--- Start ---

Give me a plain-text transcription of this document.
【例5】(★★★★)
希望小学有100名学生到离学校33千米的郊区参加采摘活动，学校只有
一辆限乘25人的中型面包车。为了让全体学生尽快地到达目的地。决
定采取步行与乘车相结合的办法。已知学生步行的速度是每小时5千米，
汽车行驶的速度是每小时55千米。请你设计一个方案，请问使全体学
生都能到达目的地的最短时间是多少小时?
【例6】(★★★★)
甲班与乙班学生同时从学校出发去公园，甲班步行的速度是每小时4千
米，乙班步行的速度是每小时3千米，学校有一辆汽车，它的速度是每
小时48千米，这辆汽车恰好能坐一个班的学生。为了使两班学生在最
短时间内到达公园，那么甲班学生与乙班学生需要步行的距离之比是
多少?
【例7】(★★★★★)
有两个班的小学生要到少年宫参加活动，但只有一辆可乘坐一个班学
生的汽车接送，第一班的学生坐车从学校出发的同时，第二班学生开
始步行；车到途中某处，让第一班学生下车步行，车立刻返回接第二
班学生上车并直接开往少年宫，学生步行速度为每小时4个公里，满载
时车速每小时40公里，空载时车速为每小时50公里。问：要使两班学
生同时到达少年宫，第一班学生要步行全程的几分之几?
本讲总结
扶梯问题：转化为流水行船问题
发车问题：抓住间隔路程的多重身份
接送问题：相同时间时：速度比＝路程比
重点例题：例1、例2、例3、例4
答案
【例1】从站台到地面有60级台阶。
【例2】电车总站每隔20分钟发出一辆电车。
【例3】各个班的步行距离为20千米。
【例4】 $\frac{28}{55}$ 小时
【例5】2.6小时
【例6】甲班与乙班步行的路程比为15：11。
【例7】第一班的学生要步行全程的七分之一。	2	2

--- End ---

> _Set exercise_: Copy the entries above exactly, leaving none out.

> _Answer below_:
Give me a plain-text transcription of this document.
【例5】(★★★★)
希望小学有100名学生到离学校33千米的郊区参加采摘活动，学校只有
一辆限乘25人的中型面包车。为了让全体学生尽快地到达目的地。决
定采取步行与乘车相结合的办法。已知学生步行的速度是每小时5千米，
汽车行驶的速度是每小时55千米。请你设计一个方案，请问使全体学
生都能到达目的地的最短时间是多少小时?
【例6】(★★★★)
甲班与乙班学生同时从学校出发去公园，甲班步行的速度是每小时4千
米，乙班步行的速度是每小时3千米，学校有一辆汽车，它的速度是每
小时48千米，这辆汽车恰好能坐一个班的学生。为了使两班学生在最
短时间内到达公园，那么甲班学生与乙班学生需要步行的距离之比是
多少?
【例7】(★★★★★)
有两个班的小学生要到少年宫参加活动，但只有一辆可乘坐一个班学
生的汽车接送，第一班的学生坐车从学校出发的同时，第二班学生开
始步行；车到途中某处，让第一班学生下车步行，车立刻返回接第二
班学生上车并直接开往少年宫，学生步行速度为每小时4个公里，满载
时车速每小时40公里，空载时车速为每小时50公里。问：要使两班学
生同时到达少年宫，第一班学生要步行全程的几分之几?
本讲总结
扶梯问题：转化为流水行船问题
发车问题：抓住间隔路程的多重身份
接送问题：相同时间时：速度比＝路程比
重点例题：例1、例2、例3、例4
答案
【例1】从站台到地面有60级台阶。
【例2】电车总站每隔20分钟发出一辆电车。
【例3】各个班的步行距离为20千米。
【例4】 $\frac{28}{55}$ 小时
【例5】2.6小时
【例6】甲班与乙班步行的路程比为15：11。
【例7】第一班的学生要步行全程的七分之一。	2	2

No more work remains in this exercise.